Mobile is a dud? - pg
http://elusiveconsumer.wordpress.com/2006/10/18/mobile-is-dud/
======
nickb
This article is spot-on! As an angel investor, I routinely hear pitches about
different mobile apps. My answer is always a big NO and I try everything to
persuade small startups that have not spent any money yet on the idea, not to
pursue it. If you have an idea for mobile handset market, read about "walled
gardens" (google for more links):
<http://en.wikipedia.org/wiki/Walled_garden_(media)>

Unless you have some extremely strong connections (i.e. you have an ex telco
exec on the board or as a CEO), stay clear of ALL closed platforms.
(Incidentally, and that also includes Windows/MSOffice/Exchange etc).Startups
need to be agile and startups have a higher chance of becoming successful if
there are less barriers that you need to jump over, not more. This is why
Internet is a perfect platform for startups... there are virtually no barriers
(unless net-neutrality is defeated)!

------
eli
[time_machine] There's no point in creating Internet-based software. Think
about it! Unless you've already know somebody at AOL or Compuserve you'll
never get anywhere. What you think you can start your own BBS and compete with
the big guys? It'll never work, there's no way... [/time_machine]

See what I'm getting at?

*TASKS AND EXERCISES:*
A - In the forum thread about mobile startups, which products does the first comment list as examples of closed platforms to avoid?
B - Carry on the forum thread about mobile startups after its final line, "See what I'm getting at?"
The entries that come after the forum thread about mobile startups have no connection to it.

*MATERIAL PROVIDED:*
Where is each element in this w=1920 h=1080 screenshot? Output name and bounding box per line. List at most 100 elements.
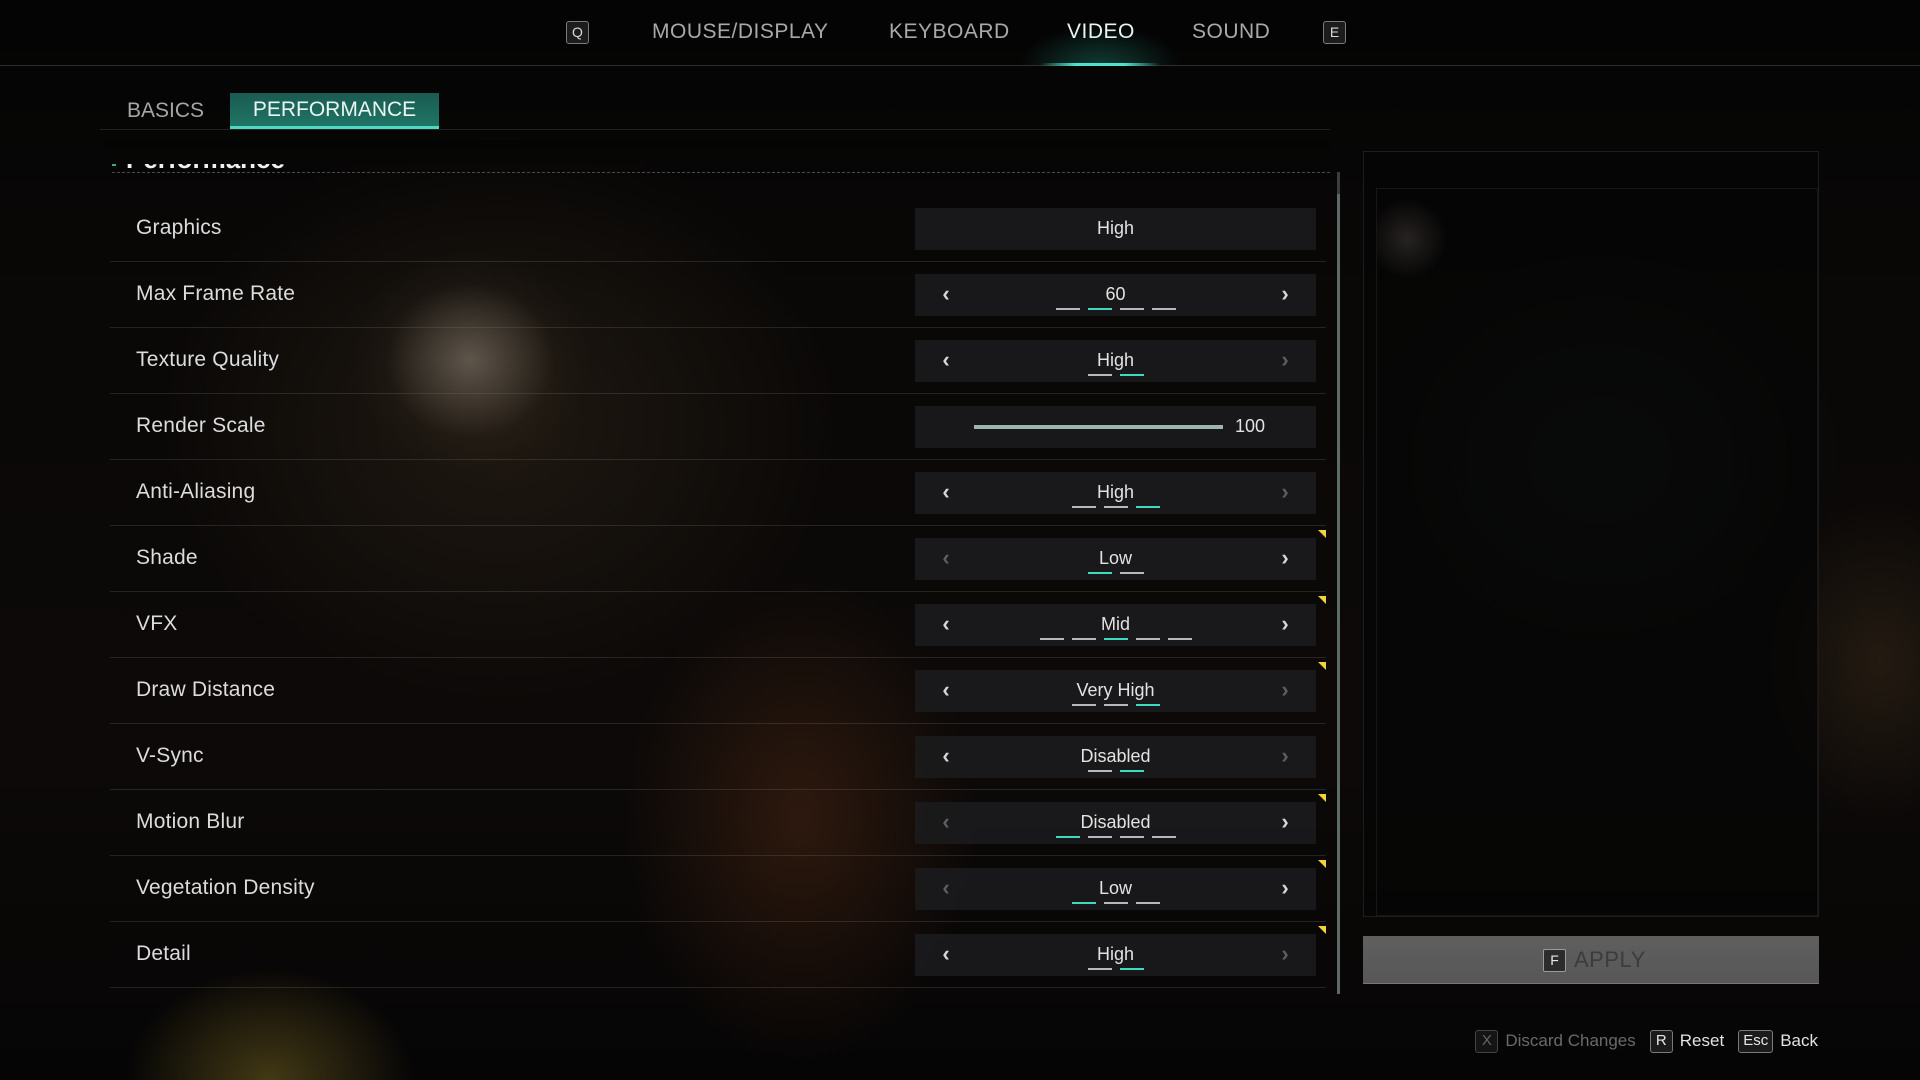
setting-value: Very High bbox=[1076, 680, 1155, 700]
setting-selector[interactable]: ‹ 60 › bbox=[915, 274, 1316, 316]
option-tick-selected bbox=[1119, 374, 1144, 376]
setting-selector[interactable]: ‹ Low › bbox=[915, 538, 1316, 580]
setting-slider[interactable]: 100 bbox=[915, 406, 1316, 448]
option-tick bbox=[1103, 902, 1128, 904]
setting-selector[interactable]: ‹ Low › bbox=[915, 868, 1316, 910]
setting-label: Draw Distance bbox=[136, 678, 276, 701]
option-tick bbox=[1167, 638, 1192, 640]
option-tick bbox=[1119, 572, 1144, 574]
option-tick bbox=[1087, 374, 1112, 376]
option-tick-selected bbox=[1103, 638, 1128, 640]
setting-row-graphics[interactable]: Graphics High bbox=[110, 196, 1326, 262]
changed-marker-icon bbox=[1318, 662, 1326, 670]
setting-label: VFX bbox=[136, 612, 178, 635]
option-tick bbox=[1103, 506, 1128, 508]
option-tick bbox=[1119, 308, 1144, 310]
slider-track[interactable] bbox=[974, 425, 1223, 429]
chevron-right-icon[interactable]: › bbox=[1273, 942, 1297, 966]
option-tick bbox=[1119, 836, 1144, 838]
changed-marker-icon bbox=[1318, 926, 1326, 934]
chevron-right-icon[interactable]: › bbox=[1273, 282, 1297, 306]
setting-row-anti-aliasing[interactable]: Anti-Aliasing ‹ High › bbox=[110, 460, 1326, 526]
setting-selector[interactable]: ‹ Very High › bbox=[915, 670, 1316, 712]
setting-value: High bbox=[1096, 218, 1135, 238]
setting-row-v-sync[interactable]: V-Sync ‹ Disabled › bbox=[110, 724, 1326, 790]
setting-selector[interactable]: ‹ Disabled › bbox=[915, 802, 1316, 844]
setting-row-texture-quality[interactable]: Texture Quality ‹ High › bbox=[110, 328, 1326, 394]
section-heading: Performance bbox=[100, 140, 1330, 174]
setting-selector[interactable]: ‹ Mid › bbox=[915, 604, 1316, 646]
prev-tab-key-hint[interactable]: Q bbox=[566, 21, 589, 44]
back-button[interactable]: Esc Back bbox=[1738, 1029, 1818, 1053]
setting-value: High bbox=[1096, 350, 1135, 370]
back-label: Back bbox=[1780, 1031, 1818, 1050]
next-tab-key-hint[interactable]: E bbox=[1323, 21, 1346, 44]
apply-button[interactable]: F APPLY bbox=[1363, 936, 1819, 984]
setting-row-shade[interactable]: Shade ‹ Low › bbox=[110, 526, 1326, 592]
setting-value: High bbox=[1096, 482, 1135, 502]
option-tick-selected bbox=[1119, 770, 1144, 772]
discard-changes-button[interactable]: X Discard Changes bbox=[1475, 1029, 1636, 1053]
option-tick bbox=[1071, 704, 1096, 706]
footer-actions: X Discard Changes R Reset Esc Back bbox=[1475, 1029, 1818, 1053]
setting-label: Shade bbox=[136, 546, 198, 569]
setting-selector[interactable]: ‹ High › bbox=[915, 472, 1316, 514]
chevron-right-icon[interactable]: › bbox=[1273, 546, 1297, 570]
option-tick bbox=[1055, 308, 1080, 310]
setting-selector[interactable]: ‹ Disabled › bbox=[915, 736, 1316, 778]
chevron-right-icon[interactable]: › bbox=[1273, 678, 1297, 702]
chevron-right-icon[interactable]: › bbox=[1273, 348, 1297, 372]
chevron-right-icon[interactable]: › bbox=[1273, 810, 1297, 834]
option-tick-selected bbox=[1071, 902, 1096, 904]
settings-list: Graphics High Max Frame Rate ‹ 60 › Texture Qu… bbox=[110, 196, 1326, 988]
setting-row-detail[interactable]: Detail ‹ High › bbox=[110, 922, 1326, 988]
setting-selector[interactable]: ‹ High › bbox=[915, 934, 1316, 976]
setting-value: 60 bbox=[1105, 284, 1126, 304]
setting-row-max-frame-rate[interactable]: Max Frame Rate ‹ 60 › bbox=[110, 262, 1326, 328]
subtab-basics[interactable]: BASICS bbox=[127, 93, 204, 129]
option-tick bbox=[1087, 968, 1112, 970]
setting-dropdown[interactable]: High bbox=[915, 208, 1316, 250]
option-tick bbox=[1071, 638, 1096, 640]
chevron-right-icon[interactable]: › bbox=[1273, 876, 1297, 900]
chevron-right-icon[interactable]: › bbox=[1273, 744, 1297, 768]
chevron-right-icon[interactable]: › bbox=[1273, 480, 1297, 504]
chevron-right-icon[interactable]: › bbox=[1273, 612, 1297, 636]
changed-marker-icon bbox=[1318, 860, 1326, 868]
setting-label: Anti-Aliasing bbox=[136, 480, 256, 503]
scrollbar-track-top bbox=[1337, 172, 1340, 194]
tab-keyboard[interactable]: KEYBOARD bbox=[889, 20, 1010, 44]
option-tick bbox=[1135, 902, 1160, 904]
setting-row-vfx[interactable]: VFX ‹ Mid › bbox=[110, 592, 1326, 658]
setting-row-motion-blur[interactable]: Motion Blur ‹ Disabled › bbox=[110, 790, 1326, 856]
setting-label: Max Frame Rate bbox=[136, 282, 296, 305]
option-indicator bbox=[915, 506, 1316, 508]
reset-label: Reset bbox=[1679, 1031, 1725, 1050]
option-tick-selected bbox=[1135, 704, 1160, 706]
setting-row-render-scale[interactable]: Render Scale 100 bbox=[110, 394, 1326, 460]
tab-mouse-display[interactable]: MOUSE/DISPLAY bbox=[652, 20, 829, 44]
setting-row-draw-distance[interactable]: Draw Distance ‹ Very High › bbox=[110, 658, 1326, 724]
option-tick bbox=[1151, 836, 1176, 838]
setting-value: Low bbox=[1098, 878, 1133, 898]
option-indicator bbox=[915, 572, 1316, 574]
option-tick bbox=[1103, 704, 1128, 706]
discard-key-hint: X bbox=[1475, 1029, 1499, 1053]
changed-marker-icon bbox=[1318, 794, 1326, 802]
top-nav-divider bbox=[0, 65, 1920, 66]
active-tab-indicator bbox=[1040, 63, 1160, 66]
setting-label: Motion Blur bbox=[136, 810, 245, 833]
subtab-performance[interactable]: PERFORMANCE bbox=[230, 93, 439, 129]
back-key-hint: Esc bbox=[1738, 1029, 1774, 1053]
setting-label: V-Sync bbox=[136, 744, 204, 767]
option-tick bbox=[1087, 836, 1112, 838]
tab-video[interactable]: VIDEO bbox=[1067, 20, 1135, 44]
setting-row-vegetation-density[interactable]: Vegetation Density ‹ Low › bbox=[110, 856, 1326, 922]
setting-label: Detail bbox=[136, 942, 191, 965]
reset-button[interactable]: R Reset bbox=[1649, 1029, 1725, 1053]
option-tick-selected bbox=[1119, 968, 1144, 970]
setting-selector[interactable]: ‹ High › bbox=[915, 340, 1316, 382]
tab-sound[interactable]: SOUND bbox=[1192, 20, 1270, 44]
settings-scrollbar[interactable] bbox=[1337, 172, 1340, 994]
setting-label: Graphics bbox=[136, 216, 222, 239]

---

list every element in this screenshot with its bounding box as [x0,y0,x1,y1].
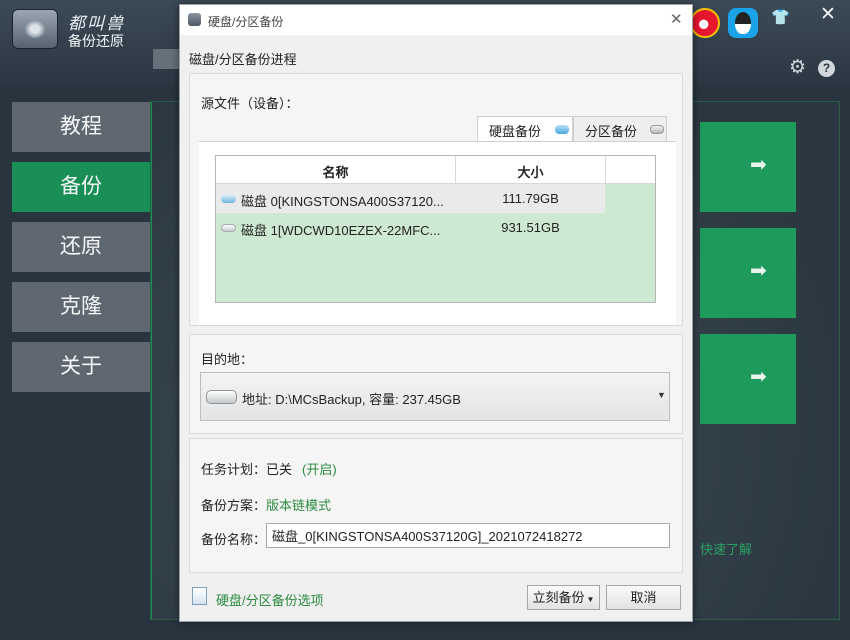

* * *

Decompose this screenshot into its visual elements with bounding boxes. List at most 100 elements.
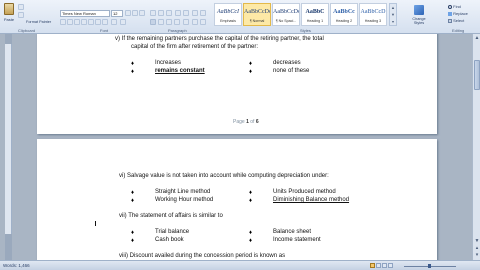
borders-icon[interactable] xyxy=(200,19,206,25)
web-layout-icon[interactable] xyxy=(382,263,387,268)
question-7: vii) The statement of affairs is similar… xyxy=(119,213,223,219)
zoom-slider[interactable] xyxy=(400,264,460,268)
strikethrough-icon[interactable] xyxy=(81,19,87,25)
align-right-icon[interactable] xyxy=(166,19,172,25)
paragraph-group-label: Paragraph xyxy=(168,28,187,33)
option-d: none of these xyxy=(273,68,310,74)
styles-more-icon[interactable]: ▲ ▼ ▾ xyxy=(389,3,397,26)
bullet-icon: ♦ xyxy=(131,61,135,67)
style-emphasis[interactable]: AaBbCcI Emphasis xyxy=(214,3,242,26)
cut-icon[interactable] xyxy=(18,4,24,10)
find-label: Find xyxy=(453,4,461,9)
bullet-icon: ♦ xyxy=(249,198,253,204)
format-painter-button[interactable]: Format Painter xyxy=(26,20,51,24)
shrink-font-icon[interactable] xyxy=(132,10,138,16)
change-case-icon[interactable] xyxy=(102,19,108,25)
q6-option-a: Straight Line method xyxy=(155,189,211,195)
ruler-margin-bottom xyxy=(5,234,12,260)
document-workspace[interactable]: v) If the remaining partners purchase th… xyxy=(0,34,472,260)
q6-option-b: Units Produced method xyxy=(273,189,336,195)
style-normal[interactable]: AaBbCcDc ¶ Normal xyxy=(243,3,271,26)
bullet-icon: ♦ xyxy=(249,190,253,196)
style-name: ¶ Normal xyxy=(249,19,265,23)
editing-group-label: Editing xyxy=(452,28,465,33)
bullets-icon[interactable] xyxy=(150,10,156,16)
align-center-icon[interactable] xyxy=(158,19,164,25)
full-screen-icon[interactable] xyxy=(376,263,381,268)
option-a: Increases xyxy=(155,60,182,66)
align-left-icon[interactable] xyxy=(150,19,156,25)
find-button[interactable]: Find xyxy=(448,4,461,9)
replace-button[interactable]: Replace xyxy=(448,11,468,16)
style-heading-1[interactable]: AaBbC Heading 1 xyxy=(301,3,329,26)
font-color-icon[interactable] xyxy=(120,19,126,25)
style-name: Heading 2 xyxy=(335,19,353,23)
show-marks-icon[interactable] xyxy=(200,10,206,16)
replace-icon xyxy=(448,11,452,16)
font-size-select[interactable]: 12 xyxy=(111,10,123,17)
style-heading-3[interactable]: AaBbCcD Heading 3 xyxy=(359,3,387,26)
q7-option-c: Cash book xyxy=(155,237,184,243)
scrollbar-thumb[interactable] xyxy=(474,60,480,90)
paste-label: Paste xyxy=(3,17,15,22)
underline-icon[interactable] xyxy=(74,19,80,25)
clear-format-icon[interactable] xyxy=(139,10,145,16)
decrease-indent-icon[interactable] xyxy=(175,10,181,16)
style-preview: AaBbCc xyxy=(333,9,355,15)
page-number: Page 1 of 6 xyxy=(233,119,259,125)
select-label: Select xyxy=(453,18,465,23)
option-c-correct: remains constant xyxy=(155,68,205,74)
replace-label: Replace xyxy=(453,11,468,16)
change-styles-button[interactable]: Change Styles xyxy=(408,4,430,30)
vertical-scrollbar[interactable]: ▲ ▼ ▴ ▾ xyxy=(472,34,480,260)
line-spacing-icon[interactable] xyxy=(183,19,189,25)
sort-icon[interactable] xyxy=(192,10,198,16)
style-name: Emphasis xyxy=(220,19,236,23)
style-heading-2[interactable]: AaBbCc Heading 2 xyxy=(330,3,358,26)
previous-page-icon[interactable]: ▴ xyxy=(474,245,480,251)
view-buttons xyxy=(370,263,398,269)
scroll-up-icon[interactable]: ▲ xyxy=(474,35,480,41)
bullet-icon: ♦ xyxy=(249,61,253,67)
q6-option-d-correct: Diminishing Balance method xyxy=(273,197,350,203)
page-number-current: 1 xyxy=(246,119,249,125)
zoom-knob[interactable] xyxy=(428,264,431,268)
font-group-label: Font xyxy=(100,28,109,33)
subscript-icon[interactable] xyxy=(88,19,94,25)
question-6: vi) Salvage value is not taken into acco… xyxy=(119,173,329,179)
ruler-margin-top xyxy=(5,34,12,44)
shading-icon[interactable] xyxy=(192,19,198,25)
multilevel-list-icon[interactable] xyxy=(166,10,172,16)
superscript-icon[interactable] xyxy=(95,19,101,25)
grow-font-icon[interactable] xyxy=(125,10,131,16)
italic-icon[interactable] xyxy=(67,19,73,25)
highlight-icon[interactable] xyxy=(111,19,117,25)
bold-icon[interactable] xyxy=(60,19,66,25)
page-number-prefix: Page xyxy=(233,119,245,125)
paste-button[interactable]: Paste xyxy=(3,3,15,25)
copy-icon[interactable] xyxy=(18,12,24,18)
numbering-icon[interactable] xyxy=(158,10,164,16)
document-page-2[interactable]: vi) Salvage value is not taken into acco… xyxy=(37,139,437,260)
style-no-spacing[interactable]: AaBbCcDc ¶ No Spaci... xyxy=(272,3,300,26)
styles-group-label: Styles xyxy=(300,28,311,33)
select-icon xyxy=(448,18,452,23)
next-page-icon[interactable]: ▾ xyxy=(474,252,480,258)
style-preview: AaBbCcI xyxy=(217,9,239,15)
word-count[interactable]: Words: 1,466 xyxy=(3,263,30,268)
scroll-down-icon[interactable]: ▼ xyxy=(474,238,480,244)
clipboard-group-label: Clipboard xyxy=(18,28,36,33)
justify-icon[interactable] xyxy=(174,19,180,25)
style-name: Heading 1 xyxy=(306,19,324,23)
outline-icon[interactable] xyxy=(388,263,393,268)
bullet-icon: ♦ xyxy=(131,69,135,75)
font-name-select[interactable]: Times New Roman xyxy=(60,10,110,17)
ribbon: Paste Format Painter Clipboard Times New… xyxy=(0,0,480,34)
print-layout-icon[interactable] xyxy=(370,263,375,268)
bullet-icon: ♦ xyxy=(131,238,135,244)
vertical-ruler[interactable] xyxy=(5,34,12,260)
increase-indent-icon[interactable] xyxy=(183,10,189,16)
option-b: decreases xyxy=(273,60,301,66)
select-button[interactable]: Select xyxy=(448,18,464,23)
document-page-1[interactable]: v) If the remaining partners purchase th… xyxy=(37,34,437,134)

*ANSWERS TO THE TASKS:*
A - Windows, MSOffice, Exchange

B -
The trend is clear -- the walled gardens are crumbling. Consumers in the
future will get more freedom. Mobile data services are getting cheaper and
faster. Phones are getting more capable.

The mobile services market is terribly immature (it's still the wild west,
actually), but a dud? I think not.

My guess: Some day carriers will just be in charge of data pipe--and that's
it. They probably won't even handle customer support on their own. Carriers
are pretty good and making voice and data connections work, but not much else.
And, much to their chagrin, there's no reason should be a part of the mobile
services revenue stream any more than my ISP deserves a cut of iTunes revenue.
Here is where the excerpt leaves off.